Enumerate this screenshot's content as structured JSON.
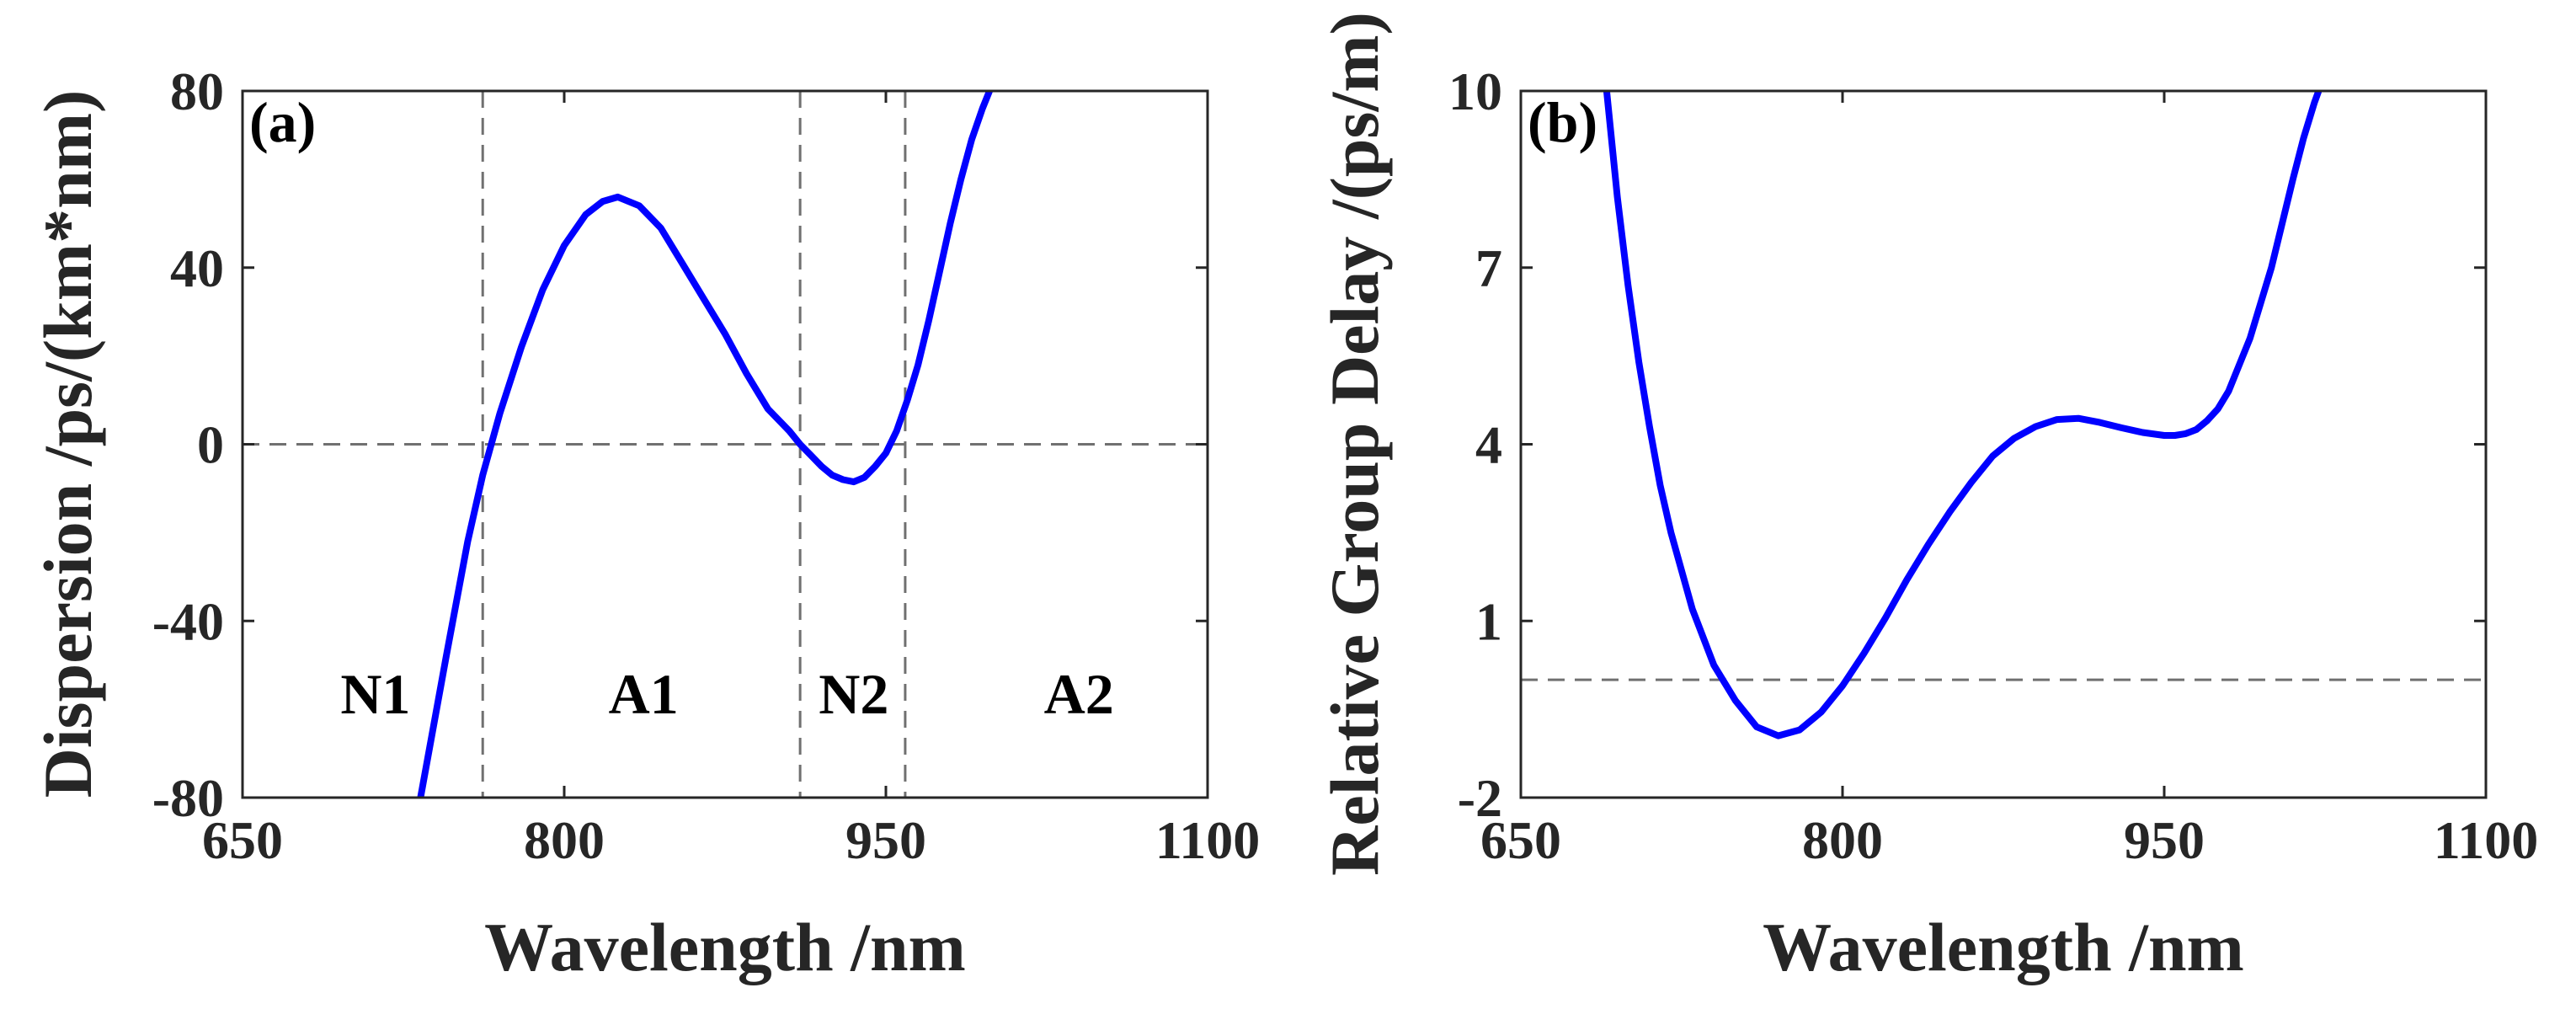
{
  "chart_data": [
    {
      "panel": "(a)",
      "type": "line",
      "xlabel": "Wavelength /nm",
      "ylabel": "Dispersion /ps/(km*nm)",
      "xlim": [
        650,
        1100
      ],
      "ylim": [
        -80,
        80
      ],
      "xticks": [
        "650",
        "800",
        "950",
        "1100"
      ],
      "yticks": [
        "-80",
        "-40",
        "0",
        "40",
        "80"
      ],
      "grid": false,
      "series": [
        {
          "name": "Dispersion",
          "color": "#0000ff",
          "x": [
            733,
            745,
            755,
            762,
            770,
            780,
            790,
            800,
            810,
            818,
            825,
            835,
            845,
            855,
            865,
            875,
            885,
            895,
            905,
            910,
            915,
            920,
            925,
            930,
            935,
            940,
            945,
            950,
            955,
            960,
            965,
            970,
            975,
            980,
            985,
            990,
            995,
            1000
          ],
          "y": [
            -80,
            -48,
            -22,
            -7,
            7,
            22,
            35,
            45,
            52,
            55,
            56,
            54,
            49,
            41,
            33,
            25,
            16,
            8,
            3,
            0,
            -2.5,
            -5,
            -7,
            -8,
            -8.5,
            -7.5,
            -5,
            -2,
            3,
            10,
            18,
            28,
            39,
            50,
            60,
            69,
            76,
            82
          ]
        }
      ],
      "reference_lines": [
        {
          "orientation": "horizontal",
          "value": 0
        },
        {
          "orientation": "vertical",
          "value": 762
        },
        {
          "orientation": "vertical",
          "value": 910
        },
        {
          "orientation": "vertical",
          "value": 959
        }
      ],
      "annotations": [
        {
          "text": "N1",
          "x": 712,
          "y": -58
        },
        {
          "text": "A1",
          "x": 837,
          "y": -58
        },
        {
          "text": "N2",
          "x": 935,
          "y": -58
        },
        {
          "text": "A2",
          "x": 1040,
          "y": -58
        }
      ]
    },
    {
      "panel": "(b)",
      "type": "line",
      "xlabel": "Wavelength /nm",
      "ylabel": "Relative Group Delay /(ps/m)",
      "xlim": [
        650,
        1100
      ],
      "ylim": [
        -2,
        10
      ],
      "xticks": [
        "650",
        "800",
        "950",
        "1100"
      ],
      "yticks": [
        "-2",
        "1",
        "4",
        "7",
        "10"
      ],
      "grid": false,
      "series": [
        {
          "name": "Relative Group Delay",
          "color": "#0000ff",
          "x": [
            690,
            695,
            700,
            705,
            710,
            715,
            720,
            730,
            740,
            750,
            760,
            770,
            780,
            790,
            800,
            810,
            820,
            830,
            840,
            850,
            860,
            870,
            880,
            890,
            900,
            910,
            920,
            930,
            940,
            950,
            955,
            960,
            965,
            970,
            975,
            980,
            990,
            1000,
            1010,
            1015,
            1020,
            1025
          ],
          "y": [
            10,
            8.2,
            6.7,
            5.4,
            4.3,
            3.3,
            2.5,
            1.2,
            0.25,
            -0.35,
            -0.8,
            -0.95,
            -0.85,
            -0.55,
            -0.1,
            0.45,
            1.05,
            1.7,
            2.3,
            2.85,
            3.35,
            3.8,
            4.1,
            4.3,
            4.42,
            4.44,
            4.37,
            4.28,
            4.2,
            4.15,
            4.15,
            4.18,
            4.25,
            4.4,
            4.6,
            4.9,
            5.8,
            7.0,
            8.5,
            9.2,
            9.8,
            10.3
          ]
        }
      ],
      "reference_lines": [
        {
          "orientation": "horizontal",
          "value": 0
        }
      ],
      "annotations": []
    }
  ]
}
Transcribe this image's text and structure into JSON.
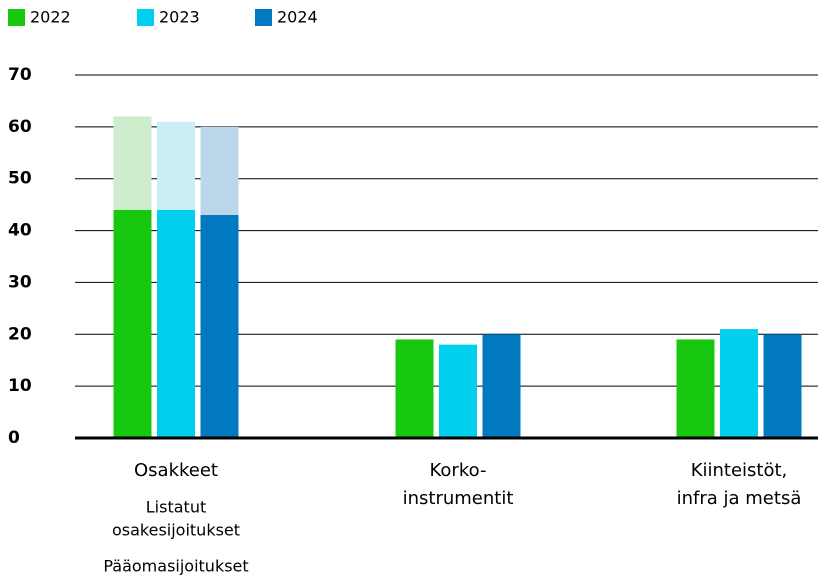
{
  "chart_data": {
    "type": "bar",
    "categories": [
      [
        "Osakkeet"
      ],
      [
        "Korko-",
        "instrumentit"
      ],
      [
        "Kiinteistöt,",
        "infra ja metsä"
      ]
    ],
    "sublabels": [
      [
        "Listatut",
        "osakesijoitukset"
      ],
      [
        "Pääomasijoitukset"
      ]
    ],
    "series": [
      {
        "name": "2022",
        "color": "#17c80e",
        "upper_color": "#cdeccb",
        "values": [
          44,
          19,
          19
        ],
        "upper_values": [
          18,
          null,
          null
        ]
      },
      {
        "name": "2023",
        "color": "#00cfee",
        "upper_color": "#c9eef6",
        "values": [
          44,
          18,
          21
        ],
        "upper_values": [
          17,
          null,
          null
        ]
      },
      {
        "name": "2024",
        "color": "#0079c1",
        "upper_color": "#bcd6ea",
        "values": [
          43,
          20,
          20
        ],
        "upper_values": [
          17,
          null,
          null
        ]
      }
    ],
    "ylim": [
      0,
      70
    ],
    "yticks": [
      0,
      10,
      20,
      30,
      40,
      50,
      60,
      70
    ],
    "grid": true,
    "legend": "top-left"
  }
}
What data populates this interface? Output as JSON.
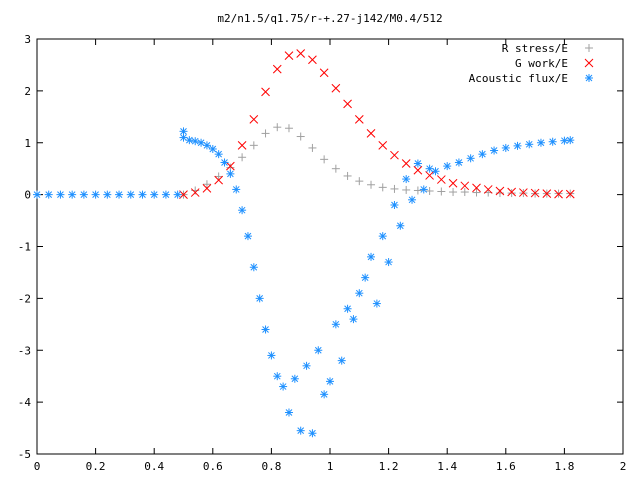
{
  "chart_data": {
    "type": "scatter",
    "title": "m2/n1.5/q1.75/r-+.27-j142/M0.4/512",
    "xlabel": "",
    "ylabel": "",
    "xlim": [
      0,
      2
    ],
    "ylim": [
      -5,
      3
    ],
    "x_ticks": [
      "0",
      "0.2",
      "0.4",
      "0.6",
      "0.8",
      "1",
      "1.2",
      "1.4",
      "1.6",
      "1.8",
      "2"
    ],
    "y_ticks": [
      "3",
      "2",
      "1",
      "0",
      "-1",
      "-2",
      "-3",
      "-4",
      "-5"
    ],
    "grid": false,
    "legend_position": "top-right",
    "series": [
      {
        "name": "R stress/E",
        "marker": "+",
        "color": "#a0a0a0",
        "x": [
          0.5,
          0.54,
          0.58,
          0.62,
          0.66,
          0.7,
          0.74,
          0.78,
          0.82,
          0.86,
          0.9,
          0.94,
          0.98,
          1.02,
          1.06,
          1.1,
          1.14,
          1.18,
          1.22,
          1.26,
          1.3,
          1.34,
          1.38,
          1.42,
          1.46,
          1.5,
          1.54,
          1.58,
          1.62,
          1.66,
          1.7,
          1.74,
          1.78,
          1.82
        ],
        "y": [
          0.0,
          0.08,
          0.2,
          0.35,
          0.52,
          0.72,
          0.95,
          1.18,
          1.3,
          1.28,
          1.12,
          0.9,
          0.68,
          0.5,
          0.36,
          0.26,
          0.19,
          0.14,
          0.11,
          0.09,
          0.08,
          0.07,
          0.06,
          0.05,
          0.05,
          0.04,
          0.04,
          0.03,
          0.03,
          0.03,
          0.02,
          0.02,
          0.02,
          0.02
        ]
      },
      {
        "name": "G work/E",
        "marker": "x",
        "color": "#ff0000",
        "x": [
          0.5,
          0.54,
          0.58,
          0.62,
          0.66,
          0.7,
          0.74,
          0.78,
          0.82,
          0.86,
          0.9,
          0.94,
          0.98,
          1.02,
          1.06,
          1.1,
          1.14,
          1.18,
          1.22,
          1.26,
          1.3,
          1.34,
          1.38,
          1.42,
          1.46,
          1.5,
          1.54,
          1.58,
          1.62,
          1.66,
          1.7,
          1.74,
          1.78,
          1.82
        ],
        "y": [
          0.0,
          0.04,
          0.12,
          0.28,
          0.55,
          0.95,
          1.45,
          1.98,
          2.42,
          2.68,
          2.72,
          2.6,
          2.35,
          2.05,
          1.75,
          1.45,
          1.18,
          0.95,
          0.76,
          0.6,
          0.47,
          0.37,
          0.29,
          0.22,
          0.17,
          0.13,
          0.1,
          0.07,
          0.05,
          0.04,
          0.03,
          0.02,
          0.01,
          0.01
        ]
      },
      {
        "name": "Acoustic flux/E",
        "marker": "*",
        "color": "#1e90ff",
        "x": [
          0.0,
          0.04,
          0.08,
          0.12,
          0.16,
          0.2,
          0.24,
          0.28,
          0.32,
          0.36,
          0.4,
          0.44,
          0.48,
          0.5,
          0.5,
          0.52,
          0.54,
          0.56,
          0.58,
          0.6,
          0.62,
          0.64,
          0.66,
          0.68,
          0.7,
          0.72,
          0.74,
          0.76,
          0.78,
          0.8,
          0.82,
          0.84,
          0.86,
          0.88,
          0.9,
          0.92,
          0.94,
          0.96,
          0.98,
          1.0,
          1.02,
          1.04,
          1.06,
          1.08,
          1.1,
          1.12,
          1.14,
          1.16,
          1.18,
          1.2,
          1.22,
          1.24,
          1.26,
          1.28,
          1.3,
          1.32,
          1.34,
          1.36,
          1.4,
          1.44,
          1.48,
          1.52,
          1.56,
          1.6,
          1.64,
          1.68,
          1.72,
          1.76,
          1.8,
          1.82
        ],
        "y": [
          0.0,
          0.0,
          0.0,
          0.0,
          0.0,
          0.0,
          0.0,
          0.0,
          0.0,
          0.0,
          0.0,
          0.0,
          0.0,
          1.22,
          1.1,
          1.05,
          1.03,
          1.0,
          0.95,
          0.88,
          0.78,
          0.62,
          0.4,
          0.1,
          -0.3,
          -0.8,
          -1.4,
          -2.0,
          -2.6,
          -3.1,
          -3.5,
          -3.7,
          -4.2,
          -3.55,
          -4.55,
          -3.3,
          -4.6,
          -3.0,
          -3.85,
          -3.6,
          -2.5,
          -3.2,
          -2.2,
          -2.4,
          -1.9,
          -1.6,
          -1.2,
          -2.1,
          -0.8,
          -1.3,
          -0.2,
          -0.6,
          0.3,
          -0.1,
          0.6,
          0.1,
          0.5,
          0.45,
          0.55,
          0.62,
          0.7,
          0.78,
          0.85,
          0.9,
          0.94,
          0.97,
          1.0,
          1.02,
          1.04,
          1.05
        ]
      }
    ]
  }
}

▶ What you are asked to do
Check every line of the data, and copy the ones that contain "JSON".

▶ Response below
Enumerate this screenshot's content as structured JSON.
Transcribe this image's text and structure into JSON.
What data populates this interface? Output as JSON.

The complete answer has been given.